TASK: After going through the data below, state how many lines contain "https", and nothing else.

(INPUT DATA begins)

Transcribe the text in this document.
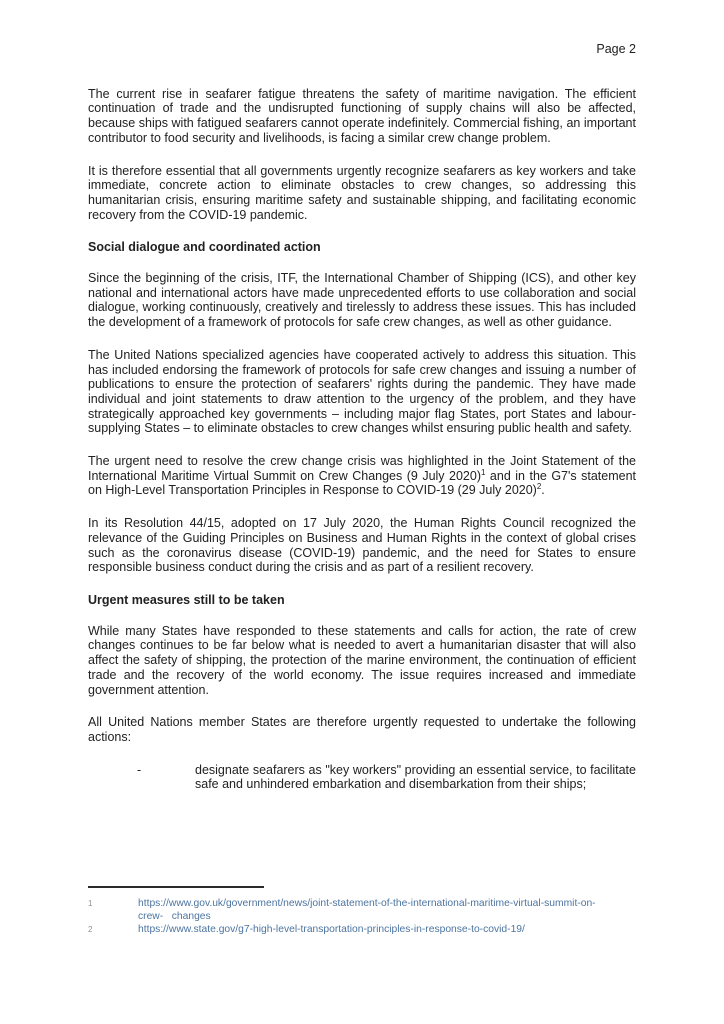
Page 2

The current rise in seafarer fatigue threatens the safety of maritime navigation. The efficient continuation of trade and the undisrupted functioning of supply chains will also be affected, because ships with fatigued seafarers cannot operate indefinitely. Commercial fishing, an important contributor to food security and livelihoods, is facing a similar crew change problem.

It is therefore essential that all governments urgently recognize seafarers as key workers and take immediate, concrete action to eliminate obstacles to crew changes, so addressing this humanitarian crisis, ensuring maritime safety and sustainable shipping, and facilitating economic recovery from the COVID-19 pandemic.

Social dialogue and coordinated action

Since the beginning of the crisis, ITF, the International Chamber of Shipping (ICS), and other key national and international actors have made unprecedented efforts to use collaboration and social dialogue, working continuously, creatively and tirelessly to address these issues. This has included the development of a framework of protocols for safe crew changes, as well as other guidance.

The United Nations specialized agencies have cooperated actively to address this situation. This has included endorsing the framework of protocols for safe crew changes and issuing a number of publications to ensure the protection of seafarers' rights during the pandemic. They have made individual and joint statements to draw attention to the urgency of the problem, and they have strategically approached key governments – including major flag States, port States and labour-supplying States – to eliminate obstacles to crew changes whilst ensuring public health and safety.

The urgent need to resolve the crew change crisis was highlighted in the Joint Statement of the International Maritime Virtual Summit on Crew Changes (9 July 2020)$^1$ and in the G7's statement on High-Level Transportation Principles in Response to COVID-19 (29 July 2020)$^2$.

In its Resolution 44/15, adopted on 17 July 2020, the Human Rights Council recognized the relevance of the Guiding Principles on Business and Human Rights in the context of global crises such as the coronavirus disease (COVID-19) pandemic, and the need for States to ensure responsible business conduct during the crisis and as part of a resilient recovery.

Urgent measures still to be taken

While many States have responded to these statements and calls for action, the rate of crew changes continues to be far below what is needed to avert a humanitarian disaster that will also affect the safety of shipping, the protection of the marine environment, the continuation of efficient trade and the recovery of the world economy. The issue requires increased and immediate government attention.

All United Nations member States are therefore urgently requested to undertake the following actions:

-	designate seafarers as "key workers" providing an essential service, to facilitate safe and unhindered embarkation and disembarkation from their ships;
1	https://www.gov.uk/government/news/joint-statement-of-the-international-maritime-virtual-summit-on-
crew-   changes
2	https://www.state.gov/g7-high-level-transportation-principles-in-response-to-covid-19/
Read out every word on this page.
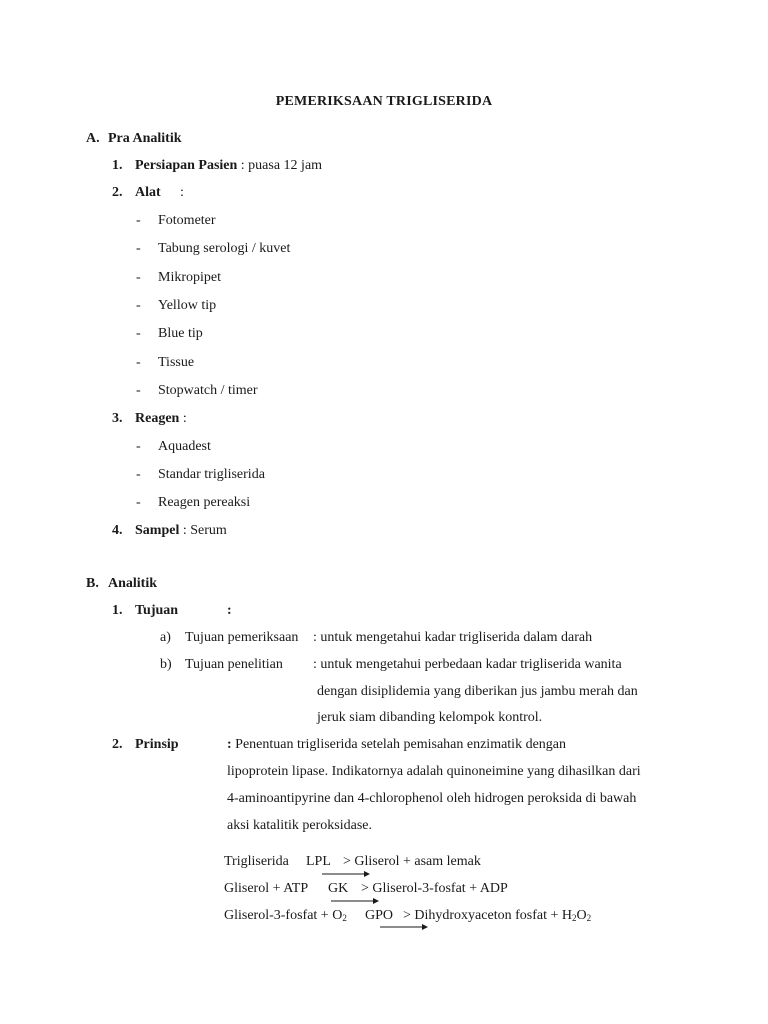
PEMERIKSAAN TRIGLISERIDA
A. Pra Analitik
1. Persiapan Pasien : puasa 12 jam
2. Alat :
- Fotometer
- Tabung serologi / kuvet
- Mikropipet
- Yellow tip
- Blue tip
- Tissue
- Stopwatch / timer
3. Reagen :
- Aquadest
- Standar trigliserida
- Reagen pereaksi
4. Sampel : Serum
B. Analitik
1. Tujuan	:
a) Tujuan pemeriksaan : untuk mengetahui kadar trigliserida dalam darah
b) Tujuan penelitian : untuk mengetahui perbedaan kadar trigliserida wanita
dengan disiplidemia yang diberikan jus jambu merah dan
jeruk siam dibanding kelompok kontrol.
2. Prinsip	: Penentuan trigliserida setelah pemisahan enzimatik dengan
lipoprotein lipase. Indikatornya adalah quinoneimine yang dihasilkan dari
4-aminoantipyrine dan 4-chlorophenol oleh hidrogen peroksida di bawah
aksi katalitik peroksidase.
Trigliserida LPL > Gliserol + asam lemak
Gliserol + ATP GK > Gliserol-3-fosfat + ADP
Gliserol-3-fosfat + $O_2$ GPO > Dihydroxyaceton fosfat + $H_2O_2$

(INPUT DATA ends)

RESULT OF THIS TASK: 2